## Exercise
Which lines in the records below contain the word "Negroes"? Copy each of them.

───── Extracted data

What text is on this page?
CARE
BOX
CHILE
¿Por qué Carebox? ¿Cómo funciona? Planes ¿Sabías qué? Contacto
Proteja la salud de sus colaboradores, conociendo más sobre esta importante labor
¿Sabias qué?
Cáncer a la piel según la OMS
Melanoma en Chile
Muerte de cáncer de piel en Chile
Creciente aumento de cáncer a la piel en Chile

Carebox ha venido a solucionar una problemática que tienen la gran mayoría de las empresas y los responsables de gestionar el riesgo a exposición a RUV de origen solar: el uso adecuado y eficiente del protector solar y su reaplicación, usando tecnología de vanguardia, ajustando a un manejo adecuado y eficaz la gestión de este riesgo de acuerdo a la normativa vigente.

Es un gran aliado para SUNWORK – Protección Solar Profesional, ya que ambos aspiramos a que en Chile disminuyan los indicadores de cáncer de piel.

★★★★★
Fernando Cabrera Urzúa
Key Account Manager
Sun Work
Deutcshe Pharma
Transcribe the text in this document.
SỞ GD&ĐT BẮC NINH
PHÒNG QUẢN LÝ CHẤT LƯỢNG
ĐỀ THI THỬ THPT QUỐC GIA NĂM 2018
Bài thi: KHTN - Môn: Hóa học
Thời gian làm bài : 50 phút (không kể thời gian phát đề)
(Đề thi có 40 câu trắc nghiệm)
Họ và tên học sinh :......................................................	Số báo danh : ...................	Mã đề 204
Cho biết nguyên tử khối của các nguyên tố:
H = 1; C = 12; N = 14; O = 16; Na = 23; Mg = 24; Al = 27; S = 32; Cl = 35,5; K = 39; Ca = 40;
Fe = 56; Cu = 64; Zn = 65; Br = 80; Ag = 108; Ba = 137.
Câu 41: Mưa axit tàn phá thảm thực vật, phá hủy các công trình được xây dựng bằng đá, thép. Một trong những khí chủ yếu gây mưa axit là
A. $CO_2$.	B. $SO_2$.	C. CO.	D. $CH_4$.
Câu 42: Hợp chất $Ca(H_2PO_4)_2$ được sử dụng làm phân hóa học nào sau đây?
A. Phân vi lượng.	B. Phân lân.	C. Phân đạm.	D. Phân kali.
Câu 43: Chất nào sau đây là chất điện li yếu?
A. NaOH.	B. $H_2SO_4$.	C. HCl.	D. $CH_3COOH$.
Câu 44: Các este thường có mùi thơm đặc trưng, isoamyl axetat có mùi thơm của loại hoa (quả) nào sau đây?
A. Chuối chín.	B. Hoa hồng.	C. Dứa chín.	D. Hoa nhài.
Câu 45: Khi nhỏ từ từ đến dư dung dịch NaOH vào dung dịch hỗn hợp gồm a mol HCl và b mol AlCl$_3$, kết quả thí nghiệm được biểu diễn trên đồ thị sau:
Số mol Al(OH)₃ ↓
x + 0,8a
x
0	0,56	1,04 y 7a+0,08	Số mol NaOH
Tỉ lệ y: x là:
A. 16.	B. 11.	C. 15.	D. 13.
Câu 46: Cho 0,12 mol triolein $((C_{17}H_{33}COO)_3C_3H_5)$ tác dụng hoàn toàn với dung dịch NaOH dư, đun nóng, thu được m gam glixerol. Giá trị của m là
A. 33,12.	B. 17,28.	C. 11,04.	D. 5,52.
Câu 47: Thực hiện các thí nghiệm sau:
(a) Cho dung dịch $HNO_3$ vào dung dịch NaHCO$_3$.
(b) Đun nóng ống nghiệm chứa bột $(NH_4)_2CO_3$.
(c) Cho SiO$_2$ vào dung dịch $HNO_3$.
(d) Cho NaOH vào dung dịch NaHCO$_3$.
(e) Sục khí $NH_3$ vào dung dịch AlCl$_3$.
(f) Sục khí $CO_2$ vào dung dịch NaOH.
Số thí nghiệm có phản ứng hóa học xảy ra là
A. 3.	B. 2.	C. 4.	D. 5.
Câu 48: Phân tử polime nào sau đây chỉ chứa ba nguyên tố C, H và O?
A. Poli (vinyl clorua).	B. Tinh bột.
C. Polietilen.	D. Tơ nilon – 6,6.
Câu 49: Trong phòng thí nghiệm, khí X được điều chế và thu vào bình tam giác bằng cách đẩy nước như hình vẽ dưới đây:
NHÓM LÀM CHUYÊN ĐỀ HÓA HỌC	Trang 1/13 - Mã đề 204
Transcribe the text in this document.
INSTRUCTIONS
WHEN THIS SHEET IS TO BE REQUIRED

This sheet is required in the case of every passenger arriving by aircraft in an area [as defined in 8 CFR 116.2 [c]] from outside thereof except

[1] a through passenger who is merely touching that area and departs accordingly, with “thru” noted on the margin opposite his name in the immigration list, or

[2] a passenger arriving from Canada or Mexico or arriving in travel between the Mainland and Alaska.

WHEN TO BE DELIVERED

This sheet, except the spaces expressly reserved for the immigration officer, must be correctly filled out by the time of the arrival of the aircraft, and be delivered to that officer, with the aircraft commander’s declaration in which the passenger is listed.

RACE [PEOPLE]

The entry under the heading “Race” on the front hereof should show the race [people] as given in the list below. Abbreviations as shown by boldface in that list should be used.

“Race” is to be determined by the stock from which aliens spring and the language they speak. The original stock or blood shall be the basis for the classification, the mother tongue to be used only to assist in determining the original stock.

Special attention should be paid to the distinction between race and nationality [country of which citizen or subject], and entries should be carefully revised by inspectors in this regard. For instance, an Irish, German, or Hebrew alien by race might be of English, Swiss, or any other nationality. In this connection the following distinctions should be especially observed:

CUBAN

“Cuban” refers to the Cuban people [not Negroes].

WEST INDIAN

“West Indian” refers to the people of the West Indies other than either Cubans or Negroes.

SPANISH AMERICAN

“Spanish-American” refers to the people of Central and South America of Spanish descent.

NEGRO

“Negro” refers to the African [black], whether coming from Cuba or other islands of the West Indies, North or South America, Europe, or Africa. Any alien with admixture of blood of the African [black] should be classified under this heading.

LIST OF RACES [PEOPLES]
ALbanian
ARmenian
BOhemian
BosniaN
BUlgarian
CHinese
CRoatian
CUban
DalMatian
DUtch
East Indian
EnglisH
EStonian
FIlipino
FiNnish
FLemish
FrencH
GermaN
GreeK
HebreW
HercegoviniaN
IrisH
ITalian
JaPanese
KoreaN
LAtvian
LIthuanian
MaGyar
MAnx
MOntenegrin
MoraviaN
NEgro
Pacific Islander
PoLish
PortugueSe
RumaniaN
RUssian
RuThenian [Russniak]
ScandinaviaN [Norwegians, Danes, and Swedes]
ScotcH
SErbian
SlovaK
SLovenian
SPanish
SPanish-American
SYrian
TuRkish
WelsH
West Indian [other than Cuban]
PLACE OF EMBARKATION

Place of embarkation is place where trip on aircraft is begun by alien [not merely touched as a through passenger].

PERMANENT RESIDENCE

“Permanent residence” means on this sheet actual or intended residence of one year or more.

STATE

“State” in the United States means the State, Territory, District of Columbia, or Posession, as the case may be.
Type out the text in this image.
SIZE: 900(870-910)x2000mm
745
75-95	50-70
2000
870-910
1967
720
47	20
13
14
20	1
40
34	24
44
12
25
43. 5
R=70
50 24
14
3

──────────

## Reply to the task
“Cuban” refers to the Cuban people [not Negroes].
“West Indian” refers to the people of the West Indies other than either Cubans or Negroes.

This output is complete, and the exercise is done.